• **Short task**
Extract the full set of records that follows, word for word.

• **Dataset records**
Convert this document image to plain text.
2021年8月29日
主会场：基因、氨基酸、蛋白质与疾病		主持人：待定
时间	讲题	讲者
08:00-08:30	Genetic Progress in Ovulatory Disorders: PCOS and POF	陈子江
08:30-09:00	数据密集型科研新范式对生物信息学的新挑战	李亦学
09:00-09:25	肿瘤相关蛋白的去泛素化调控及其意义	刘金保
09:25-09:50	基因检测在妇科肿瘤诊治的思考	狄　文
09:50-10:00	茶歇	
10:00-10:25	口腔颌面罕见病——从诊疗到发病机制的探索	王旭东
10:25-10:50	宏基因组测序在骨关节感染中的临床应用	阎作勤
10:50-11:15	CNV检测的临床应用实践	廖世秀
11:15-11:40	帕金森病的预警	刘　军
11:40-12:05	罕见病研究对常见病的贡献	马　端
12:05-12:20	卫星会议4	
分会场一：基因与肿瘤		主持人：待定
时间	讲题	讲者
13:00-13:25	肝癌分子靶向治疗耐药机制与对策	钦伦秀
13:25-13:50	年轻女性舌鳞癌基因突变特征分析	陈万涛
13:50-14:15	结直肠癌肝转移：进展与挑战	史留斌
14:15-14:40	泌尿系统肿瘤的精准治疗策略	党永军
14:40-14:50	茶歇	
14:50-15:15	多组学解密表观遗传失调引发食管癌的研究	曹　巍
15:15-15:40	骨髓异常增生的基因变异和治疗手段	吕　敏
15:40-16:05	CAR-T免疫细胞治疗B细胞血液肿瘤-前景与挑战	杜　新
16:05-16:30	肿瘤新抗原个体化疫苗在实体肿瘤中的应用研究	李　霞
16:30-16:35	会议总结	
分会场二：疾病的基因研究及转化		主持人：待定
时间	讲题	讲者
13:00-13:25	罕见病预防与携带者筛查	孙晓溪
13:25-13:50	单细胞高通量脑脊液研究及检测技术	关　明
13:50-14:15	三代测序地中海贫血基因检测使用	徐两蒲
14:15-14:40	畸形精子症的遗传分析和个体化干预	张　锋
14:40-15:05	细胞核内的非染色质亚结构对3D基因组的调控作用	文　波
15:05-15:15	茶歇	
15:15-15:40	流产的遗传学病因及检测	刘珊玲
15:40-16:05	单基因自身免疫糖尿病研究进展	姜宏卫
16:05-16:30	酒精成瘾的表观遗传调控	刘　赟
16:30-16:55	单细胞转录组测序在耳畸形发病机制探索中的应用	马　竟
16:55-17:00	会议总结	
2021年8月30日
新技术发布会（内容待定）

• **Solution below**
Convert this document image to plain text.
2021年8月29日
主会场：基因、氨基酸、蛋白质与疾病		主持人：待定
时间	讲题	讲者
08:00-08:30	Genetic Progress in Ovulatory Disorders: PCOS and POF	陈子江
08:30-09:00	数据密集型科研新范式对生物信息学的新挑战	李亦学
09:00-09:25	肿瘤相关蛋白的去泛素化调控及其意义	刘金保
09:25-09:50	基因检测在妇科肿瘤诊治的思考	狄　文
09:50-10:00	茶歇	
10:00-10:25	口腔颌面罕见病——从诊疗到发病机制的探索	王旭东
10:25-10:50	宏基因组测序在骨关节感染中的临床应用	阎作勤
10:50-11:15	CNV检测的临床应用实践	廖世秀
11:15-11:40	帕金森病的预警	刘　军
11:40-12:05	罕见病研究对常见病的贡献	马　端
12:05-12:20	卫星会议4	
分会场一：基因与肿瘤		主持人：待定
时间	讲题	讲者
13:00-13:25	肝癌分子靶向治疗耐药机制与对策	钦伦秀
13:25-13:50	年轻女性舌鳞癌基因突变特征分析	陈万涛
13:50-14:15	结直肠癌肝转移：进展与挑战	史留斌
14:15-14:40	泌尿系统肿瘤的精准治疗策略	党永军
14:40-14:50	茶歇	
14:50-15:15	多组学解密表观遗传失调引发食管癌的研究	曹　巍
15:15-15:40	骨髓异常增生的基因变异和治疗手段	吕　敏
15:40-16:05	CAR-T免疫细胞治疗B细胞血液肿瘤-前景与挑战	杜　新
16:05-16:30	肿瘤新抗原个体化疫苗在实体肿瘤中的应用研究	李　霞
16:30-16:35	会议总结	
分会场二：疾病的基因研究及转化		主持人：待定
时间	讲题	讲者
13:00-13:25	罕见病预防与携带者筛查	孙晓溪
13:25-13:50	单细胞高通量脑脊液研究及检测技术	关　明
13:50-14:15	三代测序地中海贫血基因检测使用	徐两蒲
14:15-14:40	畸形精子症的遗传分析和个体化干预	张　锋
14:40-15:05	细胞核内的非染色质亚结构对3D基因组的调控作用	文　波
15:05-15:15	茶歇	
15:15-15:40	流产的遗传学病因及检测	刘珊玲
15:40-16:05	单基因自身免疫糖尿病研究进展	姜宏卫
16:05-16:30	酒精成瘾的表观遗传调控	刘　赟
16:30-16:55	单细胞转录组测序在耳畸形发病机制探索中的应用	马　竟
16:55-17:00	会议总结	
2021年8月30日
新技术发布会（内容待定）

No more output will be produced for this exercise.